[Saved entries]
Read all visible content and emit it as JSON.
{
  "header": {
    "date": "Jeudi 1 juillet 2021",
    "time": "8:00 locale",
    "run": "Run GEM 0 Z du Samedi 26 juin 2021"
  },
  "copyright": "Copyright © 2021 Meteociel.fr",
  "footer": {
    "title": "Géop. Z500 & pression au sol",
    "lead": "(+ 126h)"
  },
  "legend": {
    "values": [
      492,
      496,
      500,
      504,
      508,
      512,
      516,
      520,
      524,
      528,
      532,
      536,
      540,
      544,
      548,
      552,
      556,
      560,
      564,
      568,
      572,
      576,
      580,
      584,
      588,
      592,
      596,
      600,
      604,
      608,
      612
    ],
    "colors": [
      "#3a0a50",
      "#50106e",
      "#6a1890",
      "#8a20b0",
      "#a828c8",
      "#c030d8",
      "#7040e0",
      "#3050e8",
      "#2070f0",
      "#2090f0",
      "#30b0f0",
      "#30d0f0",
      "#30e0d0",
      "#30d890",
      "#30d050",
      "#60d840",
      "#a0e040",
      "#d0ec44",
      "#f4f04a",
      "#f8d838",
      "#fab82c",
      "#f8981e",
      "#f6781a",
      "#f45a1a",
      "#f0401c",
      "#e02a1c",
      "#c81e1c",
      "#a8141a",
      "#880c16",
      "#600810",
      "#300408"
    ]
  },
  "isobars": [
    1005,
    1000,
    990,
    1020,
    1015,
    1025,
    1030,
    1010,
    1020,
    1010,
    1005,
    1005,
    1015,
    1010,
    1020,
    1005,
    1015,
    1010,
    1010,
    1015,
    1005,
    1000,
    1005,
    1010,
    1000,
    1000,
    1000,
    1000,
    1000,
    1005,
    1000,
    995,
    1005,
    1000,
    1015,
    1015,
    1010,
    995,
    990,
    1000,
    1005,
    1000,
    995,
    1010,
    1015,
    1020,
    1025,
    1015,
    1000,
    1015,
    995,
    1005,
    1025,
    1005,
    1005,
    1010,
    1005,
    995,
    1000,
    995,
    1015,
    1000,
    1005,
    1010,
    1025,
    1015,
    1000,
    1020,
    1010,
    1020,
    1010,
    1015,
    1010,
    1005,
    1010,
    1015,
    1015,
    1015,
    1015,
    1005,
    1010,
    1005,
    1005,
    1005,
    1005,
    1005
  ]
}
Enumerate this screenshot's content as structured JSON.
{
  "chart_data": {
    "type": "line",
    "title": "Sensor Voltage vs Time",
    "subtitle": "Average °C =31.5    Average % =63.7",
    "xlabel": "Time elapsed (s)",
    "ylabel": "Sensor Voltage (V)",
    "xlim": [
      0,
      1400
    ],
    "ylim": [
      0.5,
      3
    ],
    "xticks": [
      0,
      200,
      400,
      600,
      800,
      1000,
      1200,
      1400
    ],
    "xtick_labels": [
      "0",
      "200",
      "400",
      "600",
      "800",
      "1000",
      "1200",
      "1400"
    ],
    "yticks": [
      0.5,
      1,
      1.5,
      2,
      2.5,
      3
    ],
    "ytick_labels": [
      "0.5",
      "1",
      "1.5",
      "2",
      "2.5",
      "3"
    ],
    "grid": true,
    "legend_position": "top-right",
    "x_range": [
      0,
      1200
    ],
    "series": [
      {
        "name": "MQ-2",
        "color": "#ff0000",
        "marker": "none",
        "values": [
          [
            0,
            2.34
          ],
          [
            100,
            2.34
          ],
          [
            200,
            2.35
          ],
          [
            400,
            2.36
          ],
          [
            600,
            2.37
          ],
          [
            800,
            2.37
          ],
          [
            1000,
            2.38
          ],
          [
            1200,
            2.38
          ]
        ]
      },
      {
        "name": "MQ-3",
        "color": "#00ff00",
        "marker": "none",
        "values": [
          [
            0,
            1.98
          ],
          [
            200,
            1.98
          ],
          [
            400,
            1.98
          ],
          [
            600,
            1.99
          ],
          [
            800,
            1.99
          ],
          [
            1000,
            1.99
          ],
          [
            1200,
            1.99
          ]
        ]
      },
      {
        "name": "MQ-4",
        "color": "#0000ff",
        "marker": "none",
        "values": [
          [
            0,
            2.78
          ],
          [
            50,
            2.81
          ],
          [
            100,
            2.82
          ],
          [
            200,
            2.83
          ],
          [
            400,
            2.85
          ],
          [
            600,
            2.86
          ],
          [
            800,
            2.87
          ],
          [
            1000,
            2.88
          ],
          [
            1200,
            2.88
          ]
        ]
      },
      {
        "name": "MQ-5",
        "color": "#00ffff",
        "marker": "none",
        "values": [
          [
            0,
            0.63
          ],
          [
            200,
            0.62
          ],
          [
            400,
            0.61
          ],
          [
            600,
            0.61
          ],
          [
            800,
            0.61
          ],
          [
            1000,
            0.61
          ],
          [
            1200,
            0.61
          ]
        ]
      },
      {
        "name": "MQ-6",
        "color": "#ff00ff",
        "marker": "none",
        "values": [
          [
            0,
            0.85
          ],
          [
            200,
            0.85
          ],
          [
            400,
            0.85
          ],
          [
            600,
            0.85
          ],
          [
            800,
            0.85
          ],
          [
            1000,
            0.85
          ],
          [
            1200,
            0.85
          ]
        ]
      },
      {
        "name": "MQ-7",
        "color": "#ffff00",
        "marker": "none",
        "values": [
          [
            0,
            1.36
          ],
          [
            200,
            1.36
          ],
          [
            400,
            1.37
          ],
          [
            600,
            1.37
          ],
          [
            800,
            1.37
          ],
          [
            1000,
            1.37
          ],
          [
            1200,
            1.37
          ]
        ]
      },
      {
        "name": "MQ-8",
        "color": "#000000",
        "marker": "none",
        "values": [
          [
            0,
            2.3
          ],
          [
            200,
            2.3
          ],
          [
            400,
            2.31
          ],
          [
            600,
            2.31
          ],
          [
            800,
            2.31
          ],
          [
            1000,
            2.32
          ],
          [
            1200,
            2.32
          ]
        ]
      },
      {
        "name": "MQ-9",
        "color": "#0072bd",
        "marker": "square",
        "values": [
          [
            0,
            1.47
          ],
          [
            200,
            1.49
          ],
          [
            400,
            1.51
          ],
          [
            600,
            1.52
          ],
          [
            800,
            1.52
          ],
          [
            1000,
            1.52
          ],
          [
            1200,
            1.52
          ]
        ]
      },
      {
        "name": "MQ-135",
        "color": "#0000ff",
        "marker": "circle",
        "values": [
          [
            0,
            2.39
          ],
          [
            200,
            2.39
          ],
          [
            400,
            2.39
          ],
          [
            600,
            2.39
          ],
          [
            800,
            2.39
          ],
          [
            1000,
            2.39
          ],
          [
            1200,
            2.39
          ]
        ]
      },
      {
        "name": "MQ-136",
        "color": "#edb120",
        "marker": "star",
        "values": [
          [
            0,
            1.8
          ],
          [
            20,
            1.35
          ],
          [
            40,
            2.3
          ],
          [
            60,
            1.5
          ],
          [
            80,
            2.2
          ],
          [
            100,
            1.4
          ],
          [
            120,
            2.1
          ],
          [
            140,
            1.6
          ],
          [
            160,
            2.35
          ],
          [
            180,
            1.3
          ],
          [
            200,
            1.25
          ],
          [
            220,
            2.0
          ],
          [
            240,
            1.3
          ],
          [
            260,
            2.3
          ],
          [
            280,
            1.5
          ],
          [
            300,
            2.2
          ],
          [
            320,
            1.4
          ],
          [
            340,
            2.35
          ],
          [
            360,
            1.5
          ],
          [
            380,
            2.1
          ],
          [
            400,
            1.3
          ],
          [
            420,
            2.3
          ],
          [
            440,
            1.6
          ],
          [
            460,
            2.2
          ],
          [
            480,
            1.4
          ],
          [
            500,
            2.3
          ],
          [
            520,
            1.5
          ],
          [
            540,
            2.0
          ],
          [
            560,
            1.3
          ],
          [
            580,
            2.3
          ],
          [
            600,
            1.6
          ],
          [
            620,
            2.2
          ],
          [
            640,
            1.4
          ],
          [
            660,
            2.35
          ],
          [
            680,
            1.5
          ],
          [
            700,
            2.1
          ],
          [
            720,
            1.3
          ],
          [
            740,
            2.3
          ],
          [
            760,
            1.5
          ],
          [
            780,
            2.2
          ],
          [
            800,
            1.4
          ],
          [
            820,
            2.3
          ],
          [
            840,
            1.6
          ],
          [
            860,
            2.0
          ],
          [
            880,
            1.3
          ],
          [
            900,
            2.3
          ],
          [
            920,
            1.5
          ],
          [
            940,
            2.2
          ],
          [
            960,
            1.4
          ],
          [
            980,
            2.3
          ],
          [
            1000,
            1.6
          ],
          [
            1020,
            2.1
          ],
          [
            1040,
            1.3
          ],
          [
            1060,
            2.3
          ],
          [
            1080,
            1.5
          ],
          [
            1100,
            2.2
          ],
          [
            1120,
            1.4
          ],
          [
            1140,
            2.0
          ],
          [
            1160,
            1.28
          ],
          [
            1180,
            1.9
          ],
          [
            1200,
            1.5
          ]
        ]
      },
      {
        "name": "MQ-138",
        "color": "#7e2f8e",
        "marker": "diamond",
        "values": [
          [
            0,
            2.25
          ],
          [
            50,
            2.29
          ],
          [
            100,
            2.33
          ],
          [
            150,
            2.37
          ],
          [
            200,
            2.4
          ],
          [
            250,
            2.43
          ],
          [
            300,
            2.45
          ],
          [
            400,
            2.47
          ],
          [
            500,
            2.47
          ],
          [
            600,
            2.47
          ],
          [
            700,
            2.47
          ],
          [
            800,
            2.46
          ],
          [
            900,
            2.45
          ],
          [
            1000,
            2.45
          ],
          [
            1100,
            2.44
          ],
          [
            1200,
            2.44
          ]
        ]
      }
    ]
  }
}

## THE EXERCISE
From the entries above, return each line with the word "name" in it.

## RESULT OF THIS TASK
        "name": "MQ-2",
        "name": "MQ-3",
        "name": "MQ-4",
        "name": "MQ-5",
        "name": "MQ-6",
        "name": "MQ-7",
        "name": "MQ-8",
        "name": "MQ-9",
        "name": "MQ-135",
        "name": "MQ-136",
        "name": "MQ-138",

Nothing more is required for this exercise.